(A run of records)
____________

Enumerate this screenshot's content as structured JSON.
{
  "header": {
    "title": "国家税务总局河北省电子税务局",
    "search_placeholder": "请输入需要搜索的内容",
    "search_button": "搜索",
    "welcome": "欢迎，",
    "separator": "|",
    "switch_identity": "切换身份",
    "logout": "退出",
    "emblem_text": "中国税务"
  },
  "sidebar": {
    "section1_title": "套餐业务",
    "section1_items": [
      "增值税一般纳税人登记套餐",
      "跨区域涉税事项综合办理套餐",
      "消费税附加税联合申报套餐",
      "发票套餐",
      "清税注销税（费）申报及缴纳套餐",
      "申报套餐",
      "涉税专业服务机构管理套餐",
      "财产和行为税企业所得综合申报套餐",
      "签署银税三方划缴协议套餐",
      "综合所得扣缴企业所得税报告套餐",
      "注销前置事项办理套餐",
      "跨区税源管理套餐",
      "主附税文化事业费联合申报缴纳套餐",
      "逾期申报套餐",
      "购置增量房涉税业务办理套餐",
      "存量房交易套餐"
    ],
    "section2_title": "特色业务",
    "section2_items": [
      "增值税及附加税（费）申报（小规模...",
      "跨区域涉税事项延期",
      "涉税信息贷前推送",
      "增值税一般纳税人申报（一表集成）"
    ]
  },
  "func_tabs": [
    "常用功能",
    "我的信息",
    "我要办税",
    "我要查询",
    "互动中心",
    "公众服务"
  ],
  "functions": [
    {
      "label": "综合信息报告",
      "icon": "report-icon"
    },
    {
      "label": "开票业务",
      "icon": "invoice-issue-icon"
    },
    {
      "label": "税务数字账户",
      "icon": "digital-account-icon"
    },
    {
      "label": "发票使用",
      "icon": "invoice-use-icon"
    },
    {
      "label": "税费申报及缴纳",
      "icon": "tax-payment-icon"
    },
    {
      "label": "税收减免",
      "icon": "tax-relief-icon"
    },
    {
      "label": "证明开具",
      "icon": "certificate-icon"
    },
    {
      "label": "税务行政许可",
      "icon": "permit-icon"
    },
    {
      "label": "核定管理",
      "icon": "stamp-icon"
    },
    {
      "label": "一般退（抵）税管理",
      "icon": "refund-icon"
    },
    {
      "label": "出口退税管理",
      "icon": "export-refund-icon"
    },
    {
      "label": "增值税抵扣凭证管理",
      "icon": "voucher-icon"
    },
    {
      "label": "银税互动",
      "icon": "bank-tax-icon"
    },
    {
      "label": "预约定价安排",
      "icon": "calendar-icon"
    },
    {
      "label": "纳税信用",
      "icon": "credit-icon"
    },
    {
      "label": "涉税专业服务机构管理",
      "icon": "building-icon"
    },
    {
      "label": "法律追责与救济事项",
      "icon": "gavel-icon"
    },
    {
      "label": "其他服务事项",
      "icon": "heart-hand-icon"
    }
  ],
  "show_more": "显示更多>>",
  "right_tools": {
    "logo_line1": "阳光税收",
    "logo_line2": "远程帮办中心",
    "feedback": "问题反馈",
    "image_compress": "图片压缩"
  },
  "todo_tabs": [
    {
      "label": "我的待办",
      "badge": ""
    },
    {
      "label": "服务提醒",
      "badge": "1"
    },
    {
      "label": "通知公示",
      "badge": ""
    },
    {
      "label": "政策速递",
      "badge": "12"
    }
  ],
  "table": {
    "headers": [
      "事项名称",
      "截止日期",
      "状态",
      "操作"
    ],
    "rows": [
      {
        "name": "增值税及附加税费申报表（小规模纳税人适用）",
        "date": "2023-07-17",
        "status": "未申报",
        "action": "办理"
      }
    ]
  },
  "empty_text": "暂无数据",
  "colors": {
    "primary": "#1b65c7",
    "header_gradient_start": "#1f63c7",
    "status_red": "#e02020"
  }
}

____________

Go back to the listing above and please repeat it exactly.

Enumerate this screenshot's content as structured JSON.
{
  "header": {
    "title": "国家税务总局河北省电子税务局",
    "search_placeholder": "请输入需要搜索的内容",
    "search_button": "搜索",
    "welcome": "欢迎，",
    "separator": "|",
    "switch_identity": "切换身份",
    "logout": "退出",
    "emblem_text": "中国税务"
  },
  "sidebar": {
    "section1_title": "套餐业务",
    "section1_items": [
      "增值税一般纳税人登记套餐",
      "跨区域涉税事项综合办理套餐",
      "消费税附加税联合申报套餐",
      "发票套餐",
      "清税注销税（费）申报及缴纳套餐",
      "申报套餐",
      "涉税专业服务机构管理套餐",
      "财产和行为税企业所得综合申报套餐",
      "签署银税三方划缴协议套餐",
      "综合所得扣缴企业所得税报告套餐",
      "注销前置事项办理套餐",
      "跨区税源管理套餐",
      "主附税文化事业费联合申报缴纳套餐",
      "逾期申报套餐",
      "购置增量房涉税业务办理套餐",
      "存量房交易套餐"
    ],
    "section2_title": "特色业务",
    "section2_items": [
      "增值税及附加税（费）申报（小规模...",
      "跨区域涉税事项延期",
      "涉税信息贷前推送",
      "增值税一般纳税人申报（一表集成）"
    ]
  },
  "func_tabs": [
    "常用功能",
    "我的信息",
    "我要办税",
    "我要查询",
    "互动中心",
    "公众服务"
  ],
  "functions": [
    {
      "label": "综合信息报告",
      "icon": "report-icon"
    },
    {
      "label": "开票业务",
      "icon": "invoice-issue-icon"
    },
    {
      "label": "税务数字账户",
      "icon": "digital-account-icon"
    },
    {
      "label": "发票使用",
      "icon": "invoice-use-icon"
    },
    {
      "label": "税费申报及缴纳",
      "icon": "tax-payment-icon"
    },
    {
      "label": "税收减免",
      "icon": "tax-relief-icon"
    },
    {
      "label": "证明开具",
      "icon": "certificate-icon"
    },
    {
      "label": "税务行政许可",
      "icon": "permit-icon"
    },
    {
      "label": "核定管理",
      "icon": "stamp-icon"
    },
    {
      "label": "一般退（抵）税管理",
      "icon": "refund-icon"
    },
    {
      "label": "出口退税管理",
      "icon": "export-refund-icon"
    },
    {
      "label": "增值税抵扣凭证管理",
      "icon": "voucher-icon"
    },
    {
      "label": "银税互动",
      "icon": "bank-tax-icon"
    },
    {
      "label": "预约定价安排",
      "icon": "calendar-icon"
    },
    {
      "label": "纳税信用",
      "icon": "credit-icon"
    },
    {
      "label": "涉税专业服务机构管理",
      "icon": "building-icon"
    },
    {
      "label": "法律追责与救济事项",
      "icon": "gavel-icon"
    },
    {
      "label": "其他服务事项",
      "icon": "heart-hand-icon"
    }
  ],
  "show_more": "显示更多>>",
  "right_tools": {
    "logo_line1": "阳光税收",
    "logo_line2": "远程帮办中心",
    "feedback": "问题反馈",
    "image_compress": "图片压缩"
  },
  "todo_tabs": [
    {
      "label": "我的待办",
      "badge": ""
    },
    {
      "label": "服务提醒",
      "badge": "1"
    },
    {
      "label": "通知公示",
      "badge": ""
    },
    {
      "label": "政策速递",
      "badge": "12"
    }
  ],
  "table": {
    "headers": [
      "事项名称",
      "截止日期",
      "状态",
      "操作"
    ],
    "rows": [
      {
        "name": "增值税及附加税费申报表（小规模纳税人适用）",
        "date": "2023-07-17",
        "status": "未申报",
        "action": "办理"
      }
    ]
  },
  "empty_text": "暂无数据",
  "colors": {
    "primary": "#1b65c7",
    "header_gradient_start": "#1f63c7",
    "status_red": "#e02020"
  }
}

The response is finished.